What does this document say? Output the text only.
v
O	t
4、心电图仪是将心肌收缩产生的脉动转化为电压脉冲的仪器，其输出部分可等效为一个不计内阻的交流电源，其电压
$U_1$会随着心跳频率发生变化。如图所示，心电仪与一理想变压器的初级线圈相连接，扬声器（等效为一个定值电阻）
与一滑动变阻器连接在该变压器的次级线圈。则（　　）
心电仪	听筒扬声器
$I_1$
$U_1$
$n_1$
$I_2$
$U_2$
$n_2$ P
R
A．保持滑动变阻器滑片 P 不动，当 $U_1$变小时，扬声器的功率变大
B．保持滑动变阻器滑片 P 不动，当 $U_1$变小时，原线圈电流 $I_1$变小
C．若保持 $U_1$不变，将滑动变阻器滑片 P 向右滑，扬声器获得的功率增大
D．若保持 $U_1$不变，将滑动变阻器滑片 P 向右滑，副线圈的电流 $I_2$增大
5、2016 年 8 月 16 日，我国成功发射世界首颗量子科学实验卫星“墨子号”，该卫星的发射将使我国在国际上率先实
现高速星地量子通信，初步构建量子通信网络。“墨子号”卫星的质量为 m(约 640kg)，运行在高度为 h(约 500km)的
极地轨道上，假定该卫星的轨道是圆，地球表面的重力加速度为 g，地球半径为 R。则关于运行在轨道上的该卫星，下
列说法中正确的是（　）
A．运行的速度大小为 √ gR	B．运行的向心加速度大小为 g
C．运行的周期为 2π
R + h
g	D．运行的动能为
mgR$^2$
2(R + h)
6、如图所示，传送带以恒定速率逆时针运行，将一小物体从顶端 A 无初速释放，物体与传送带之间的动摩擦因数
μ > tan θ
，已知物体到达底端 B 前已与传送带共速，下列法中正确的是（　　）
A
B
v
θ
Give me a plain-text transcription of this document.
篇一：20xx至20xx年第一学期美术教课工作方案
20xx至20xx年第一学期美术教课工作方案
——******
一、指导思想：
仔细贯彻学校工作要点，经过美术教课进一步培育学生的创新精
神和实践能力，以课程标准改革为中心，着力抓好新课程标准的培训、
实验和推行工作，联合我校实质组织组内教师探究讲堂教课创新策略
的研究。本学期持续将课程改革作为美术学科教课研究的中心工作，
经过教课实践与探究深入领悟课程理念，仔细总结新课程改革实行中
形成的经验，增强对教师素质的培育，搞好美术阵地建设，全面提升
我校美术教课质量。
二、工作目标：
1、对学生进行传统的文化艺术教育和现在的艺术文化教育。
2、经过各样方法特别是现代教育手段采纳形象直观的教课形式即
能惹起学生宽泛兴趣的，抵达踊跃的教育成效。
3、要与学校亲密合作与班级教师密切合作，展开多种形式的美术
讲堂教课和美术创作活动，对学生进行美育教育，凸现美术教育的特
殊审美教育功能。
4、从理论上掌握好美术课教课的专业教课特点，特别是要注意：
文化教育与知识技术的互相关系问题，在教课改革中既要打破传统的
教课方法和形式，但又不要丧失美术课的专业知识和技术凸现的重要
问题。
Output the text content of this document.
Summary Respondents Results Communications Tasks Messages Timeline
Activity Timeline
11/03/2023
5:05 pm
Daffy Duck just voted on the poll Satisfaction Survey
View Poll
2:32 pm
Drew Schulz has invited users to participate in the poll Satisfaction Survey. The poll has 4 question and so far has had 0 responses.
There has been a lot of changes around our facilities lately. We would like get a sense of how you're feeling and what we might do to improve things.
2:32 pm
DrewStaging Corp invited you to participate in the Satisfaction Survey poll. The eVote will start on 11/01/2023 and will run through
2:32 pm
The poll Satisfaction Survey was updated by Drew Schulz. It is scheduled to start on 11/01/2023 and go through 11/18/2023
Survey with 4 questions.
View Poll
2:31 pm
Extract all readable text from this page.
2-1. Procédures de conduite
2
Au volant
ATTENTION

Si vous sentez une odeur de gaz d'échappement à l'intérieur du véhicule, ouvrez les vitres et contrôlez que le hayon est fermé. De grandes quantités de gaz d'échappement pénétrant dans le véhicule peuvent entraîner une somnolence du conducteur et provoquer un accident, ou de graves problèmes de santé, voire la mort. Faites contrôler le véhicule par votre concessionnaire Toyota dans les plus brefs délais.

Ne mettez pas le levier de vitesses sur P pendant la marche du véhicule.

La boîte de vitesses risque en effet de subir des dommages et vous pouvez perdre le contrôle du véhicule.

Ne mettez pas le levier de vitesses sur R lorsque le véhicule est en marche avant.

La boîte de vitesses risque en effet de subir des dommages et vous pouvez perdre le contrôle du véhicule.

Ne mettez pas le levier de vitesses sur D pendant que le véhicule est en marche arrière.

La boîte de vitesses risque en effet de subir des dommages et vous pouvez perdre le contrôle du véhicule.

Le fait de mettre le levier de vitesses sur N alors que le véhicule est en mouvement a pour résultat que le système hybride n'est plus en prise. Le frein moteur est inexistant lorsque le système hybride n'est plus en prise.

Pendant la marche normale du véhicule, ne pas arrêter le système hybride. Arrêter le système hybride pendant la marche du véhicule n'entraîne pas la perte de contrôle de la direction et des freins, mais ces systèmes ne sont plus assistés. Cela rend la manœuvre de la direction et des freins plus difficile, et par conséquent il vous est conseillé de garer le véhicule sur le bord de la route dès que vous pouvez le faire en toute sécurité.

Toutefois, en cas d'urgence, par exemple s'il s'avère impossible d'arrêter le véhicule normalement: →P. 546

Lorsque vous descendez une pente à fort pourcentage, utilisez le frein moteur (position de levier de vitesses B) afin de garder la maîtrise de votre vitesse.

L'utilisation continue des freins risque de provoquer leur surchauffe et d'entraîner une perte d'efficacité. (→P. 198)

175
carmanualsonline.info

What you will do
Reproduce every line of the material above exactly.

Answer to this problem
What does this document say? Output the text only.
v
O	t
4、心电图仪是将心肌收缩产生的脉动转化为电压脉冲的仪器，其输出部分可等效为一个不计内阻的交流电源，其电压
$U_1$会随着心跳频率发生变化。如图所示，心电仪与一理想变压器的初级线圈相连接，扬声器（等效为一个定值电阻）
与一滑动变阻器连接在该变压器的次级线圈。则（　　）
心电仪	听筒扬声器
$I_1$
$U_1$
$n_1$
$I_2$
$U_2$
$n_2$ P
R
A．保持滑动变阻器滑片 P 不动，当 $U_1$变小时，扬声器的功率变大
B．保持滑动变阻器滑片 P 不动，当 $U_1$变小时，原线圈电流 $I_1$变小
C．若保持 $U_1$不变，将滑动变阻器滑片 P 向右滑，扬声器获得的功率增大
D．若保持 $U_1$不变，将滑动变阻器滑片 P 向右滑，副线圈的电流 $I_2$增大
5、2016 年 8 月 16 日，我国成功发射世界首颗量子科学实验卫星“墨子号”，该卫星的发射将使我国在国际上率先实
现高速星地量子通信，初步构建量子通信网络。“墨子号”卫星的质量为 m(约 640kg)，运行在高度为 h(约 500km)的
极地轨道上，假定该卫星的轨道是圆，地球表面的重力加速度为 g，地球半径为 R。则关于运行在轨道上的该卫星，下
列说法中正确的是（　）
A．运行的速度大小为 √ gR	B．运行的向心加速度大小为 g
C．运行的周期为 2π
R + h
g	D．运行的动能为
mgR$^2$
2(R + h)
6、如图所示，传送带以恒定速率逆时针运行，将一小物体从顶端 A 无初速释放，物体与传送带之间的动摩擦因数
μ > tan θ
，已知物体到达底端 B 前已与传送带共速，下列法中正确的是（　　）
A
B
v
θ
Give me a plain-text transcription of this document.
篇一：20xx至20xx年第一学期美术教课工作方案
20xx至20xx年第一学期美术教课工作方案
——******
一、指导思想：
仔细贯彻学校工作要点，经过美术教课进一步培育学生的创新精
神和实践能力，以课程标准改革为中心，着力抓好新课程标准的培训、
实验和推行工作，联合我校实质组织组内教师探究讲堂教课创新策略
的研究。本学期持续将课程改革作为美术学科教课研究的中心工作，
经过教课实践与探究深入领悟课程理念，仔细总结新课程改革实行中
形成的经验，增强对教师素质的培育，搞好美术阵地建设，全面提升
我校美术教课质量。
二、工作目标：
1、对学生进行传统的文化艺术教育和现在的艺术文化教育。
2、经过各样方法特别是现代教育手段采纳形象直观的教课形式即
能惹起学生宽泛兴趣的，抵达踊跃的教育成效。
3、要与学校亲密合作与班级教师密切合作，展开多种形式的美术
讲堂教课和美术创作活动，对学生进行美育教育，凸现美术教育的特
殊审美教育功能。
4、从理论上掌握好美术课教课的专业教课特点，特别是要注意：
文化教育与知识技术的互相关系问题，在教课改革中既要打破传统的
教课方法和形式，但又不要丧失美术课的专业知识和技术凸现的重要
问题。
Output the text content of this document.
Summary Respondents Results Communications Tasks Messages Timeline
Activity Timeline
11/03/2023
5:05 pm
Daffy Duck just voted on the poll Satisfaction Survey
View Poll
2:32 pm
Drew Schulz has invited users to participate in the poll Satisfaction Survey. The poll has 4 question and so far has had 0 responses.
There has been a lot of changes around our facilities lately. We would like get a sense of how you're feeling and what we might do to improve things.
2:32 pm
DrewStaging Corp invited you to participate in the Satisfaction Survey poll. The eVote will start on 11/01/2023 and will run through
2:32 pm
The poll Satisfaction Survey was updated by Drew Schulz. It is scheduled to start on 11/01/2023 and go through 11/18/2023
Survey with 4 questions.
View Poll
2:31 pm
Extract all readable text from this page.
2-1. Procédures de conduite
2
Au volant
ATTENTION

Si vous sentez une odeur de gaz d'échappement à l'intérieur du véhicule, ouvrez les vitres et contrôlez que le hayon est fermé. De grandes quantités de gaz d'échappement pénétrant dans le véhicule peuvent entraîner une somnolence du conducteur et provoquer un accident, ou de graves problèmes de santé, voire la mort. Faites contrôler le véhicule par votre concessionnaire Toyota dans les plus brefs délais.

Ne mettez pas le levier de vitesses sur P pendant la marche du véhicule.

La boîte de vitesses risque en effet de subir des dommages et vous pouvez perdre le contrôle du véhicule.

Ne mettez pas le levier de vitesses sur R lorsque le véhicule est en marche avant.

La boîte de vitesses risque en effet de subir des dommages et vous pouvez perdre le contrôle du véhicule.

Ne mettez pas le levier de vitesses sur D pendant que le véhicule est en marche arrière.

La boîte de vitesses risque en effet de subir des dommages et vous pouvez perdre le contrôle du véhicule.

Le fait de mettre le levier de vitesses sur N alors que le véhicule est en mouvement a pour résultat que le système hybride n'est plus en prise. Le frein moteur est inexistant lorsque le système hybride n'est plus en prise.

Pendant la marche normale du véhicule, ne pas arrêter le système hybride. Arrêter le système hybride pendant la marche du véhicule n'entraîne pas la perte de contrôle de la direction et des freins, mais ces systèmes ne sont plus assistés. Cela rend la manœuvre de la direction et des freins plus difficile, et par conséquent il vous est conseillé de garer le véhicule sur le bord de la route dès que vous pouvez le faire en toute sécurité.

Toutefois, en cas d'urgence, par exemple s'il s'avère impossible d'arrêter le véhicule normalement: →P. 546

Lorsque vous descendez une pente à fort pourcentage, utilisez le frein moteur (position de levier de vitesses B) afin de garder la maîtrise de votre vitesse.

L'utilisation continue des freins risque de provoquer leur surchauffe et d'entraîner une perte d'efficacité. (→P. 198)

175
carmanualsonline.info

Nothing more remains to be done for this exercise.